Seçilen metin
>>>>
Adana Altın Koza Film Festivali’nde bu yıl Nazım Hikmet’in “Kardeşlerim bakmayın sarı saçlı olduğuma, ben Asyalıyım. / Bakmayın mavi gözlü olduğuma, ben Afrikalıyım.” dizelerinden hareketle özel bir uluslararası program hazırlandı. Savaşın, doğal afetlerin ve açlığın hüküm sürdüğü Asya ve Afrika’da çekilmiş pek çok önemli belgesel programa dahil edildi. Bunun yanı sıra programa ek olarak bir de bu topraklarda yetişmiş sinemacıların katılımıyla bir panel gerçekleştirildi.
Moderatörlüğünü Alin Taşçıyan’ın üstlendiği panelde, Suriye adına Ömer Emiralay’dan sonra Suriye’nin yetiştirdiği en büyük yönetmen kabul edilen Ossama Mohammed, Irak’tan kardeşi Mohammed Al Daradji’nin yönettiği Babil’in Oğlu (Son of Babylon, 2009) filminin yapımcılığını üstlenen Atia Al Daradji, Cezayir’den deneyimli sinemacı Merzak Allouache, Lübnan’dan yönetmen Behij Hojeij, Mısır’dan sinema eleştirmeni Safaa Elaisy ve Tunus’tan Afrika sinemasını yakından takip eden bir diğer sinema eleştirmeni Hassouna Mansouri katıldı.
Bütün sinemacıların ortak sorunu, ülkelerinde siyasi, ekonomik ve toplumsal istikrarsızlıklar nedeniyle ülkelerinde çok film çekilemediği, çekilenlerin de iktidar yanlısı taraflı filmler olduğu yönündeydi. Lübnanlı yönetmen Hojeij ülkesinde yılda dört beş film çekildiğini, Lübnan’daki istikrarsızlığın sinemacıların film çekmesini engellediğini, entelektüellerin göç etmek zorunda bırakıldığını dile getirdi. Iraklı yapımcı Al Daradji de Hojeij’le benzer şekilde, Irak’ta çekilen film sayısının düşüklüğüne ve altyapı eksikliğine değinirken, Saddam Hüseyin döneminde çekilen doksan dokuz filmin en az sekseninin Saddam yanlısı filmler olduğunu söyledi. Tunuslu film eleştirmeni Mansouri ise, diktatörlük rejimlerinin sansür uygulaması nedeniyle çekilen filmlerin sıkıntı yaşadığını, maddi imkânsızlıkların dışında sansür yüzünden de insanların yeterince film çekemediğini belirtti.
<<<<
Görev tanımı 1
Festival panelini anlatan metne göre:
(a) Panelin moderatörlüğünü kim üstlendi?
(b) Hojeij'e göre Lübnan'da yılda kaç film çekiliyor?
(c) Al Daradji'ye göre Saddam Hüseyin döneminde çekilen doksan dokuz filmin en az kaçı Saddam yanlısıydı?
Görev tanımı 2
Festival panelini anlatan metnin "Bütün sinemacıların ortak" sözcüklerinden başlayıp "film çekemediğini belirtti." sözcükleri de dahil olmak üzere o sözcüklere kadar olan kısmını birebir kopyalar mısınız?
Materyalin bu işte hiçbir rolü yoktur.

Veri içeriği
>>>>
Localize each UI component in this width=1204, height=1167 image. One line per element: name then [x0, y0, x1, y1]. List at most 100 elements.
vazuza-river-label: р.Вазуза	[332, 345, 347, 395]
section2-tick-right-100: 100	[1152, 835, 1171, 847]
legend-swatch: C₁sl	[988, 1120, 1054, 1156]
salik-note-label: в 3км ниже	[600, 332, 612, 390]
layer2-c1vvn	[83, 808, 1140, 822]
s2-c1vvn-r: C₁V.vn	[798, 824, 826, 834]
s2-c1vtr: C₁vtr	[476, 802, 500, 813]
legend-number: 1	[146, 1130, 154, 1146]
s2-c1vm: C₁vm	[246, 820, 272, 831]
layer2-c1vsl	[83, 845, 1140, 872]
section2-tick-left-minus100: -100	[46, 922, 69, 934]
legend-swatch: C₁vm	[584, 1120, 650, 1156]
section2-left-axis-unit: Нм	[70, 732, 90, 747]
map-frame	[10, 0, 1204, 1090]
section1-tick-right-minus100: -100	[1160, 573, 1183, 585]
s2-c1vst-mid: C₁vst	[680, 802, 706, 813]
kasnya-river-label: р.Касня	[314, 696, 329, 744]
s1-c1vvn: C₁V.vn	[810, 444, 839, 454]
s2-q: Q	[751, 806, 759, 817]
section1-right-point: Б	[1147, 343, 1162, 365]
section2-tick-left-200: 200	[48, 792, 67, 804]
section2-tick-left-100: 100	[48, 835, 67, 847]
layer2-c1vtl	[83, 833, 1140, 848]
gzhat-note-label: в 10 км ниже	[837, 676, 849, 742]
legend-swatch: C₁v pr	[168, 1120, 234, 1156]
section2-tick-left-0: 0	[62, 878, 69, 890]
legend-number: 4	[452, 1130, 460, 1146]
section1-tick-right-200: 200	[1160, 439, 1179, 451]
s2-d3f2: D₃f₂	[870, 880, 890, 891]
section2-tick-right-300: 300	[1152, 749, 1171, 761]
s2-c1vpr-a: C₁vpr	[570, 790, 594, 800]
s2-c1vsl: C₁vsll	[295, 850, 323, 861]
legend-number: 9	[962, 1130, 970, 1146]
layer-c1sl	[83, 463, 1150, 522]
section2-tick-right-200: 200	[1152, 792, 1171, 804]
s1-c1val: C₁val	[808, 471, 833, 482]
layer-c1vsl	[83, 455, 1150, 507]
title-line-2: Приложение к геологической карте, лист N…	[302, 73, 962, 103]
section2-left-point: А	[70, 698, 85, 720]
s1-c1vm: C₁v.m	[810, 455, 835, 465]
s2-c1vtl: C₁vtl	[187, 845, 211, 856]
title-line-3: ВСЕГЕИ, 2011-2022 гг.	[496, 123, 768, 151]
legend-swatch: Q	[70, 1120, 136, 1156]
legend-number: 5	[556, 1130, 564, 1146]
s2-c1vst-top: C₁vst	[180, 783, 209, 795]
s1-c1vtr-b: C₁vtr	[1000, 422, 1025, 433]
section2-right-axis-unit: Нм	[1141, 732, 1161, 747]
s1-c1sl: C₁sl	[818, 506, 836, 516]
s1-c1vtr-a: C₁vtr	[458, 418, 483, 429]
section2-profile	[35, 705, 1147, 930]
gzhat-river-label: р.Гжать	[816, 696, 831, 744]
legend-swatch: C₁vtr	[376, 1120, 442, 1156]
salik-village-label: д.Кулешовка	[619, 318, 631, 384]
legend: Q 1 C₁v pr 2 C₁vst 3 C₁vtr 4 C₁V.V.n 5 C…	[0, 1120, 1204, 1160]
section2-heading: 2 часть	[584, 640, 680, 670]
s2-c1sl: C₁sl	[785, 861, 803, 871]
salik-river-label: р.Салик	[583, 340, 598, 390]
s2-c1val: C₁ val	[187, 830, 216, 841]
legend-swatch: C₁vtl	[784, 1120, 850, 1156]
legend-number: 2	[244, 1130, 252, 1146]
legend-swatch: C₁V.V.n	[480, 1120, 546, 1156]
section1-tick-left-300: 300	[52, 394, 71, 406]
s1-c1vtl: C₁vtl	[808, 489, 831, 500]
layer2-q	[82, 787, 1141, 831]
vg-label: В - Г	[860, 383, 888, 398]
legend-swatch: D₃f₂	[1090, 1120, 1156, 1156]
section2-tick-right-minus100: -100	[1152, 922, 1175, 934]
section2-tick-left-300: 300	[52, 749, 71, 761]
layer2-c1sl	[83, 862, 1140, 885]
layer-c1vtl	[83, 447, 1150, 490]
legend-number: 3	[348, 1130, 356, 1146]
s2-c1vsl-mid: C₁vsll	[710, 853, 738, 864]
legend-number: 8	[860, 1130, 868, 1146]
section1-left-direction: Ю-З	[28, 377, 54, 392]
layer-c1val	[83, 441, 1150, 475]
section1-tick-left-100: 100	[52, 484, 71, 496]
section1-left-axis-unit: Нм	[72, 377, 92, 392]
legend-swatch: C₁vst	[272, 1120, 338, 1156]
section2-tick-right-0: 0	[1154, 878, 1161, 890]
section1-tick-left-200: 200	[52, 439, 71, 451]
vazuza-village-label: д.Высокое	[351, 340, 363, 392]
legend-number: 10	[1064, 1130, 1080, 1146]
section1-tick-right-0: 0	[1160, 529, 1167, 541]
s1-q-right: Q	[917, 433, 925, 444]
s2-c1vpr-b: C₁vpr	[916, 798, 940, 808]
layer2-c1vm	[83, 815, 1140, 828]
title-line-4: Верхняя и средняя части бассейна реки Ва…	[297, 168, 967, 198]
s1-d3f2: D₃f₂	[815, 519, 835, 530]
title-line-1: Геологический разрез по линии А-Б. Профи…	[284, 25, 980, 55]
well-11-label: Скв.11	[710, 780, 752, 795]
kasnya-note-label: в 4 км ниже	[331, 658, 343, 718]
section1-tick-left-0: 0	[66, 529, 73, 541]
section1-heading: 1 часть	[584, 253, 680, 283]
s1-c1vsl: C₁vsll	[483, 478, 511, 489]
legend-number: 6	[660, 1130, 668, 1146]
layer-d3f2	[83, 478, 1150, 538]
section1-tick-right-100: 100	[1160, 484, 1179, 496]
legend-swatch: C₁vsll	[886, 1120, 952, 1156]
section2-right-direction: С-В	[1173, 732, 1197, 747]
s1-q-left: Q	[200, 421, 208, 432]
<<<<
Nihai sonuç 1
(a) Alin Taşçıyan
(b) Dört beş film
(c) En az seksen

Nihai sonuç 2
Bütün sinemacıların ortak sorunu, ülkelerinde siyasi, ekonomik ve toplumsal istikrarsızlıklar nedeniyle ülkelerinde çok film çekilemediği, çekilenlerin de iktidar yanlısı taraflı filmler olduğu yönündeydi. Lübnanlı yönetmen Hojeij ülkesinde yılda dört beş film çekildiğini, Lübnan’daki istikrarsızlığın sinemacıların film çekmesini engellediğini, entelektüellerin göç etmek zorunda bırakıldığını dile getirdi. Iraklı yapımcı Al Daradji de Hojeij’le benzer şekilde, Irak’ta çekilen film sayısının düşüklüğüne ve altyapı eksikliğine değinirken, Saddam Hüseyin döneminde çekilen doksan dokuz filmin en az sekseninin Saddam yanlısı filmler olduğunu söyledi. Tunuslu film eleştirmeni Mansouri ise, diktatörlük rejimlerinin sansür uygulaması nedeniyle çekilen filmlerin sıkıntı yaşadığını, maddi imkânsızlıkların dışında sansür yüzünden de insanların yeterince film çekemediğini belirtti.